- **Short exercise**:
Return all lines from the listing below in which the string "CPU監視" occurs.

Stored data
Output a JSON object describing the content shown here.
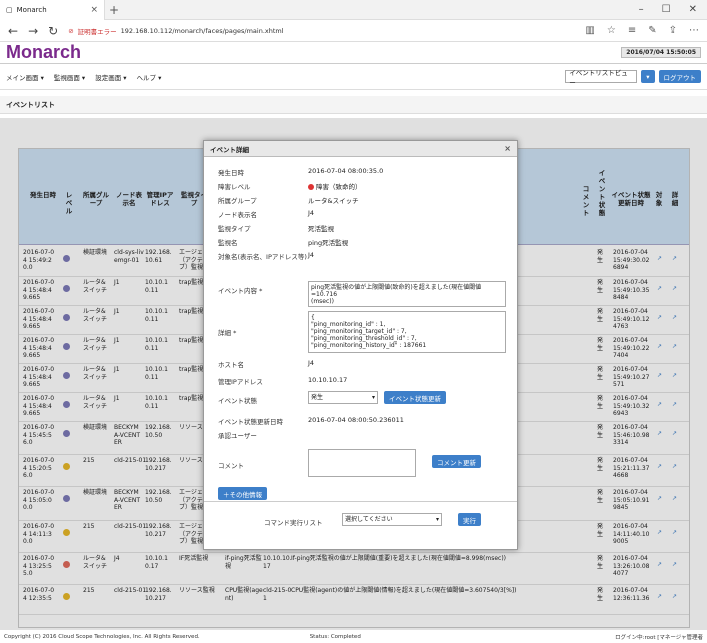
{
  "browser": {
    "tab_title": "Monarch",
    "url_warning": "証明書エラー",
    "url": "192.168.10.112/monarch/faces/pages/main.xhtml"
  },
  "app": {
    "logo": "Monarch",
    "clock": "2016/07/04 15:50:05"
  },
  "menu": {
    "items": [
      "メイン画面 ▾",
      "監視画面 ▾",
      "設定画面 ▾",
      "ヘルプ ▾"
    ],
    "view_select": "イベントリストビュー",
    "logout": "ログアウト"
  },
  "section_title": "イベントリスト",
  "table": {
    "headers": [
      "発生日時",
      "レベル",
      "所属グループ",
      "ノード表示名",
      "管理IPアドレス",
      "監視タイプ",
      "コメント",
      "イベント状態",
      "イベント状態更新日時",
      "対象",
      "詳細"
    ],
    "rows": [
      {
        "date": "2016-07-0\n4 15:49:2\n0.0",
        "level": "info",
        "group": "検証環境",
        "node": "cld-sys-liv\nemgr-01",
        "ip": "192.168.\n10.61",
        "type": "エージェ\n（アクテ\nブ）監視",
        "msg": "",
        "state": "発生",
        "upd": "2016-07-04\n15:49:30.02\n6894"
      },
      {
        "date": "2016-07-0\n4 15:48:4\n9.665",
        "level": "info",
        "group": "ルータ&\nスイッチ",
        "node": "J1",
        "ip": "10.10.1\n0.11",
        "type": "trap監視",
        "msg": "",
        "state": "発生",
        "upd": "2016-07-04\n15:49:10.35\n8484"
      },
      {
        "date": "2016-07-0\n4 15:48:4\n9.665",
        "level": "info",
        "group": "ルータ&\nスイッチ",
        "node": "J1",
        "ip": "10.10.1\n0.11",
        "type": "trap監視",
        "msg": "",
        "state": "発生",
        "upd": "2016-07-04\n15:49:10.12\n4763"
      },
      {
        "date": "2016-07-0\n4 15:48:4\n9.665",
        "level": "info",
        "group": "ルータ&\nスイッチ",
        "node": "J1",
        "ip": "10.10.1\n0.11",
        "type": "trap監視",
        "msg": "",
        "state": "発生",
        "upd": "2016-07-04\n15:49:10.22\n7404"
      },
      {
        "date": "2016-07-0\n4 15:48:4\n9.665",
        "level": "info",
        "group": "ルータ&\nスイッチ",
        "node": "J1",
        "ip": "10.10.1\n0.11",
        "type": "trap監視",
        "msg": "",
        "state": "発生",
        "upd": "2016-07-04\n15:49:10.27\n571"
      },
      {
        "date": "2016-07-0\n4 15:48:4\n9.665",
        "level": "info",
        "group": "ルータ&\nスイッチ",
        "node": "J1",
        "ip": "10.10.1\n0.11",
        "type": "trap監視",
        "msg": "",
        "state": "発生",
        "upd": "2016-07-04\n15:49:10.32\n6943"
      },
      {
        "date": "2016-07-0\n4 15:45:5\n6.0",
        "level": "info",
        "group": "検証環境",
        "node": "BECKYM\nA-VCENT\nER",
        "ip": "192.168.\n10.50",
        "type": "リソース",
        "msg": "",
        "state": "発生",
        "upd": "2016-07-04\n15:46:10.98\n3314"
      },
      {
        "date": "2016-07-0\n4 15:20:5\n6.0",
        "level": "warn",
        "group": "215",
        "node": "cld-215-01",
        "ip": "192.168.\n10.217",
        "type": "リソース",
        "msg": "",
        "state": "発生",
        "upd": "2016-07-04\n15:21:11.37\n4668"
      },
      {
        "date": "2016-07-0\n4 15:05:0\n0.0",
        "level": "info",
        "group": "検証環境",
        "node": "BECKYM\nA-VCENT\nER",
        "ip": "192.168.\n10.50",
        "type": "エージェ\n（アクテ\nブ）監視",
        "msg": "",
        "state": "発生",
        "upd": "2016-07-04\n15:05:10.91\n9845"
      },
      {
        "date": "2016-07-0\n4 14:11:3\n0.0",
        "level": "warn",
        "group": "215",
        "node": "cld-215-01",
        "ip": "192.168.\n10.217",
        "type": "エージェ\n（アクテ\nブ）監視",
        "msg": "",
        "state": "発生",
        "upd": "2016-07-04\n14:11:40.10\n9005"
      },
      {
        "date": "2016-07-0\n4 13:25:5\n5.0",
        "level": "error",
        "group": "ルータ&\nスイッチ",
        "node": "J4",
        "ip": "10.10.1\n0.17",
        "type": "IF死活監視",
        "type2": "if-ping死活監\n視",
        "ip2": "10.10.10.\n17",
        "msg": "If-ping死活監視の値が上限閾値(重要)を超えました(現在値閾値=8.998(msec))",
        "state": "発生",
        "upd": "2016-07-04\n13:26:10.08\n4077"
      },
      {
        "date": "2016-07-0\n4 12:35:5",
        "level": "warn",
        "group": "215",
        "node": "cld-215-01",
        "ip": "192.168.\n10.217",
        "type": "リソース監視",
        "type2": "CPU監視(age\nnt)",
        "ip2": "cld-215-0\n1",
        "msg": "CPU監視(agent)の値が上限閾値(情報)を超えました(現在値閾値=3.607540/3[%])",
        "state": "発生",
        "upd": "2016-07-04\n12:36:11.36"
      }
    ]
  },
  "dialog": {
    "title": "イベント詳細",
    "close": "×",
    "fields": [
      {
        "label": "発生日時",
        "value": "2016-07-04 08:00:35.0"
      },
      {
        "label": "障害レベル",
        "value": "障害（致命的）"
      },
      {
        "label": "所属グループ",
        "value": "ルータ&スイッチ"
      },
      {
        "label": "ノード表示名",
        "value": "J4"
      },
      {
        "label": "監視タイプ",
        "value": "死活監視"
      },
      {
        "label": "監視名",
        "value": "ping死活監視"
      },
      {
        "label": "対象名(表示名、IPアドレス等)",
        "value": "J4"
      }
    ],
    "content_label": "イベント内容 *",
    "content_value": "ping死活監視の値が上限閾値(致命的)を超えました(現在値閾値=10.716\n(msec))",
    "detail_label": "詳細 *",
    "detail_value": "{\n\"ping_monitoring_id\" : 1,\n\"ping_monitoring_target_id\" : 7,\n\"ping_monitoring_threshold_id\" : 7,\n\"ping_monitoring_history_id\" : 187661",
    "host_label": "ホスト名",
    "host_value": "J4",
    "ip_label": "管理IPアドレス",
    "ip_value": "10.10.10.17",
    "state_label": "イベント状態",
    "state_value": "発生",
    "state_button": "イベント状態更新",
    "upd_label": "イベント状態更新日時",
    "upd_value": "2016-07-04 08:00:50.236011",
    "user_label": "承認ユーザー",
    "comment_label": "コメント",
    "comment_button": "コメント更新",
    "other_button": "＋その他情報",
    "cmd_label": "コマンド実行リスト",
    "cmd_select": "選択してください",
    "cmd_button": "実行"
  },
  "footer": {
    "copyright": "Copyright (C) 2016 Cloud Scope Technologies, Inc. All Rights Reserved.",
    "status": "Status: Completed",
    "login": "ログイン中:root [マネージャ管理者"
  }
}
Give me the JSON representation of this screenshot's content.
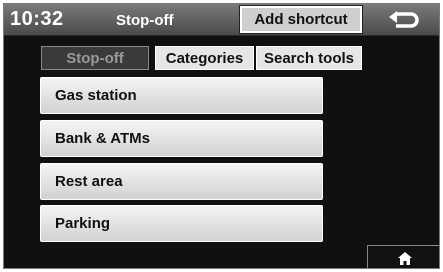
{
  "header": {
    "time": "10:32",
    "title": "Stop-off",
    "add_shortcut_label": "Add shortcut",
    "back_icon": "back-arrow-icon"
  },
  "tabs": [
    {
      "label": "Stop-off",
      "active": true
    },
    {
      "label": "Categories",
      "active": false
    },
    {
      "label": "Search tools",
      "active": false
    }
  ],
  "list": {
    "items": [
      {
        "label": "Gas station"
      },
      {
        "label": "Bank & ATMs"
      },
      {
        "label": "Rest area"
      },
      {
        "label": "Parking"
      }
    ]
  },
  "footer": {
    "home_icon": "home-icon"
  },
  "colors": {
    "screen_bg": "#101010",
    "header_bg": "#5a5a5a",
    "button_bg": "#e6e6e6",
    "active_tab_bg": "#3a3a3a"
  }
}
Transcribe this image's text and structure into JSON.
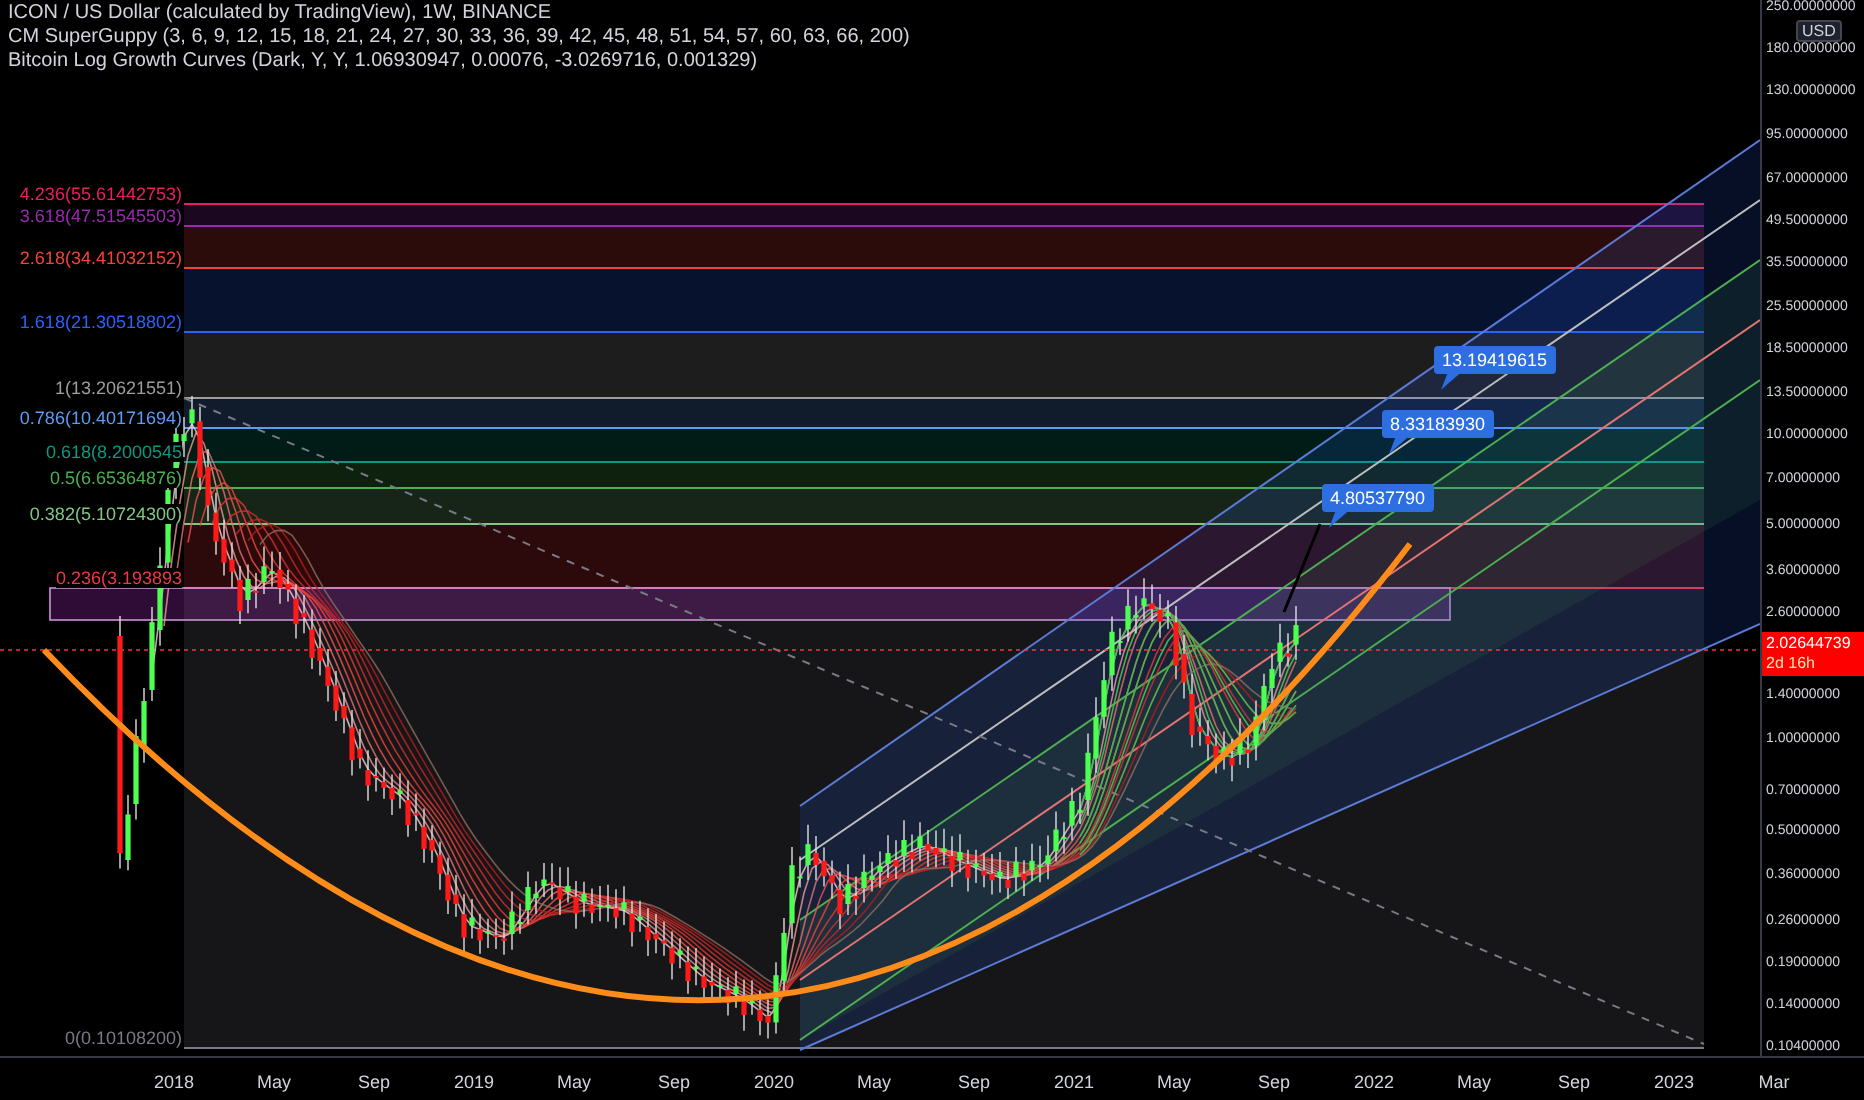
{
  "chart_title": "ICON / US Dollar (calculated by TradingView), 1W, BINANCE",
  "indicators": [
    "CM SuperGuppy (3, 6, 9, 12, 15, 18, 21, 24, 27, 30, 33, 36, 39, 42, 45, 48, 51, 54, 57, 60, 63, 66, 200)",
    "Bitcoin Log Growth Curves (Dark, Y, Y, 1.06930947, 0.00076, -3.0269716, 0.001329)"
  ],
  "fib_levels": [
    {
      "label": "4.236(55.61442753)",
      "color": "#e91e63"
    },
    {
      "label": "3.618(47.51545503)",
      "color": "#9c27b0"
    },
    {
      "label": "2.618(34.41032152)",
      "color": "#f44336"
    },
    {
      "label": "1.618(21.30518802)",
      "color": "#2962ff"
    },
    {
      "label": "1(13.20621551)",
      "color": "#9e9e9e"
    },
    {
      "label": "0.786(10.40171694)",
      "color": "#5b9cf6"
    },
    {
      "label": "0.618(8.2000545",
      "color": "#089981"
    },
    {
      "label": "0.5(6.65364876)",
      "color": "#4caf50"
    },
    {
      "label": "0.382(5.10724300)",
      "color": "#81c784"
    },
    {
      "label": "0.236(3.193893",
      "color": "#f23645"
    },
    {
      "label": "0(0.10108200)",
      "color": "#787b86"
    }
  ],
  "callouts": [
    {
      "text": "13.19419615"
    },
    {
      "text": "8.33183930"
    },
    {
      "text": "4.80537790"
    }
  ],
  "price_axis": {
    "unit": "USD",
    "ticks": [
      "250.00000000",
      "180.00000000",
      "130.00000000",
      "95.00000000",
      "67.00000000",
      "49.50000000",
      "35.50000000",
      "25.50000000",
      "18.50000000",
      "13.50000000",
      "10.00000000",
      "7.00000000",
      "5.00000000",
      "3.60000000",
      "2.60000000",
      "1.40000000",
      "1.00000000",
      "0.70000000",
      "0.50000000",
      "0.36000000",
      "0.26000000",
      "0.19000000",
      "0.14000000",
      "0.10400000"
    ]
  },
  "current_price": {
    "value": "2.02644739",
    "countdown": "2d 16h"
  },
  "time_axis": {
    "ticks": [
      "2018",
      "May",
      "Sep",
      "2019",
      "May",
      "Sep",
      "2020",
      "May",
      "Sep",
      "2021",
      "May",
      "Sep",
      "2022",
      "May",
      "Sep",
      "2023",
      "Mar"
    ]
  }
}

- **Solution to the exercise**:
        "type2": "CPU監視(age\nnt)",
        "msg": "CPU監視(agent)の値が上限閾値(情報)を超えました(現在値閾値=3.607540/3[%])",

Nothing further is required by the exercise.